- [Record set]
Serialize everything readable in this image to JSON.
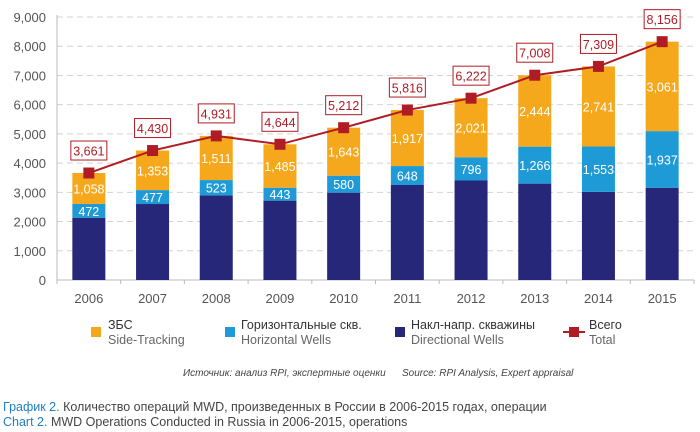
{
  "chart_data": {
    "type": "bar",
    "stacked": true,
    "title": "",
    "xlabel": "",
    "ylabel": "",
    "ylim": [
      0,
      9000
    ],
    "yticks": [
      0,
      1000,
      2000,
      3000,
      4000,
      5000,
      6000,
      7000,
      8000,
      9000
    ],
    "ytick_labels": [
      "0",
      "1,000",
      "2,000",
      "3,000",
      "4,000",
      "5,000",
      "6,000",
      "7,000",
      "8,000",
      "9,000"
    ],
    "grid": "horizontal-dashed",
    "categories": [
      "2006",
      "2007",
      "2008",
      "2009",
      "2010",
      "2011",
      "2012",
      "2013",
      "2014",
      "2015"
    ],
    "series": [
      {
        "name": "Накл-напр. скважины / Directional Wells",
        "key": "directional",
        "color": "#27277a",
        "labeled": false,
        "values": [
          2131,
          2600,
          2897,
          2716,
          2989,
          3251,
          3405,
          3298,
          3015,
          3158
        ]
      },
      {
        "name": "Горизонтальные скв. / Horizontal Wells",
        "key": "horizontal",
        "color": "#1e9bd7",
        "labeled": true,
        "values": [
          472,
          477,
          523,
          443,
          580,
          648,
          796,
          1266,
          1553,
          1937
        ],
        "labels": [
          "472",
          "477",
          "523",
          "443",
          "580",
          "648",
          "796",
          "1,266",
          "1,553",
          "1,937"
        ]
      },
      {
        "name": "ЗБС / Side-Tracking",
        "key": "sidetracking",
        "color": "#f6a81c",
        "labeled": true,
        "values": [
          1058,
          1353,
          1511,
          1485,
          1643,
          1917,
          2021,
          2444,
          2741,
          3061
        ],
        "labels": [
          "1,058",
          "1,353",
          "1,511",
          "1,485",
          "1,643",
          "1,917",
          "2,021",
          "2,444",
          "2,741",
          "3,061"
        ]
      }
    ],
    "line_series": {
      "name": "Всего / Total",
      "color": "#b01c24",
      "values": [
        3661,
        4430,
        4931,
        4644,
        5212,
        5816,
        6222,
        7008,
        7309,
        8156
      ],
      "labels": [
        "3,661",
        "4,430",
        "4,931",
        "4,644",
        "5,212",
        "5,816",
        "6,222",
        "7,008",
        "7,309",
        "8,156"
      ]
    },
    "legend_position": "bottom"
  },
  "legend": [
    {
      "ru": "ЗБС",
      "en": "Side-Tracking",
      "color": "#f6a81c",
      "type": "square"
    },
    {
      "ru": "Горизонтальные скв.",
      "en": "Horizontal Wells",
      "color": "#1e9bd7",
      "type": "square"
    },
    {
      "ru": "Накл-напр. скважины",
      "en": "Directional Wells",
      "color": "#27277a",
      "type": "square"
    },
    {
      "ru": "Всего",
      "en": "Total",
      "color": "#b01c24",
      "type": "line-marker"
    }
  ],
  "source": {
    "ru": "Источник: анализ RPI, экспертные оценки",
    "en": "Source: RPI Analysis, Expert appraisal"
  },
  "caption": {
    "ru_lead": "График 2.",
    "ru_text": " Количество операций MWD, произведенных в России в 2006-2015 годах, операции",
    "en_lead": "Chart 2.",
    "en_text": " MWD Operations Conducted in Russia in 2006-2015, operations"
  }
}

- [Task to complete] Where does the word "скважины" appear in the listing? List each line that holds it.

- [Output for this task]
        "name": "Накл-напр. скважины / Directional Wells",
      "ru": "Накл-напр. скважины",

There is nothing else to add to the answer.